Wherever a line holds the word "values", copy that line out.
>> begin Data section
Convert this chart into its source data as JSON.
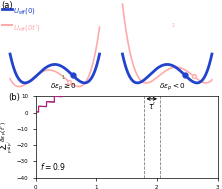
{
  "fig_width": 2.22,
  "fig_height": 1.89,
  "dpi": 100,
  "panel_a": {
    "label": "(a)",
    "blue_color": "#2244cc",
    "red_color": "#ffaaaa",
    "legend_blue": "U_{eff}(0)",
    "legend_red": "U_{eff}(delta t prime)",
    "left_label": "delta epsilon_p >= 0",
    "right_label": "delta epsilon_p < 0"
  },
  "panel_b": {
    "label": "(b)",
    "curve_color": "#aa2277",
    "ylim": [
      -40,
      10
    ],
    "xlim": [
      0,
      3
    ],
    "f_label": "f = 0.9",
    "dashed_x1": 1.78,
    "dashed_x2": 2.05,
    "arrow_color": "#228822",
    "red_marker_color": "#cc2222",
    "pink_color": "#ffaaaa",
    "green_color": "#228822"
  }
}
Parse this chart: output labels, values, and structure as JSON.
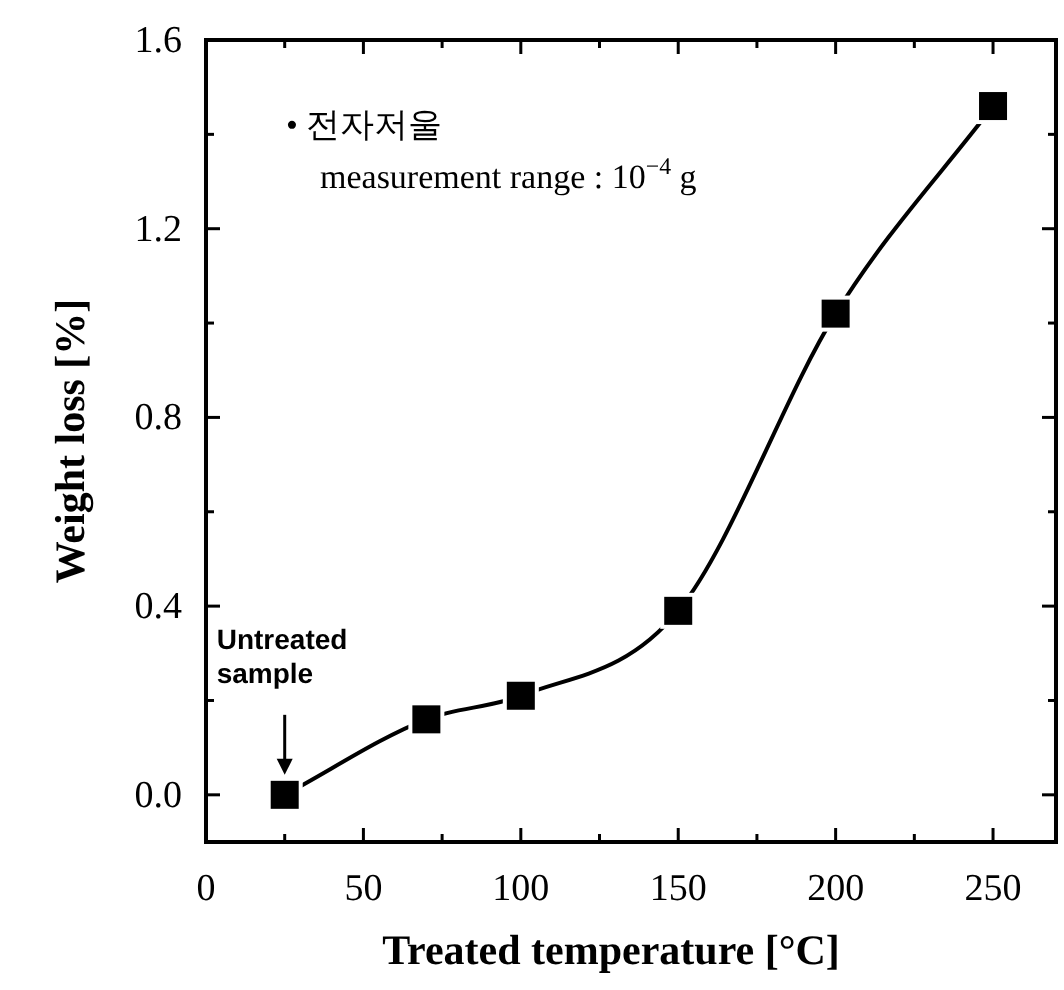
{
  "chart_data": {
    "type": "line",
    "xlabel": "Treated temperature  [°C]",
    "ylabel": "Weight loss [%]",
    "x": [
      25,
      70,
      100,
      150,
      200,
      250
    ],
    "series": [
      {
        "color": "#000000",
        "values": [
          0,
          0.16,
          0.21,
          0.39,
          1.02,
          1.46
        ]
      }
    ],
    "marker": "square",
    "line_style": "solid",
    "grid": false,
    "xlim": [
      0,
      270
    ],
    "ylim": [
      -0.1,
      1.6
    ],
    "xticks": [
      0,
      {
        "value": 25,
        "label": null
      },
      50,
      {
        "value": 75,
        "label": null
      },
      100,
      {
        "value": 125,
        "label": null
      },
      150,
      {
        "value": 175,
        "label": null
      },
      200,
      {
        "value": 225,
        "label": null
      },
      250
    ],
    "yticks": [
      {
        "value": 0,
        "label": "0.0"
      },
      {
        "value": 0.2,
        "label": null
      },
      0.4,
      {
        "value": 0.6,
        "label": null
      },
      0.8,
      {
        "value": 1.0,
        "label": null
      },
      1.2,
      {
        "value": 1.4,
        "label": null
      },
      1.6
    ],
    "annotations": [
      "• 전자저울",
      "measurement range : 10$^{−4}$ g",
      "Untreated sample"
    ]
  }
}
>> end Data section
■ **Task result**:
Parse this chart: output labels, values, and structure as JSON.
        "values": [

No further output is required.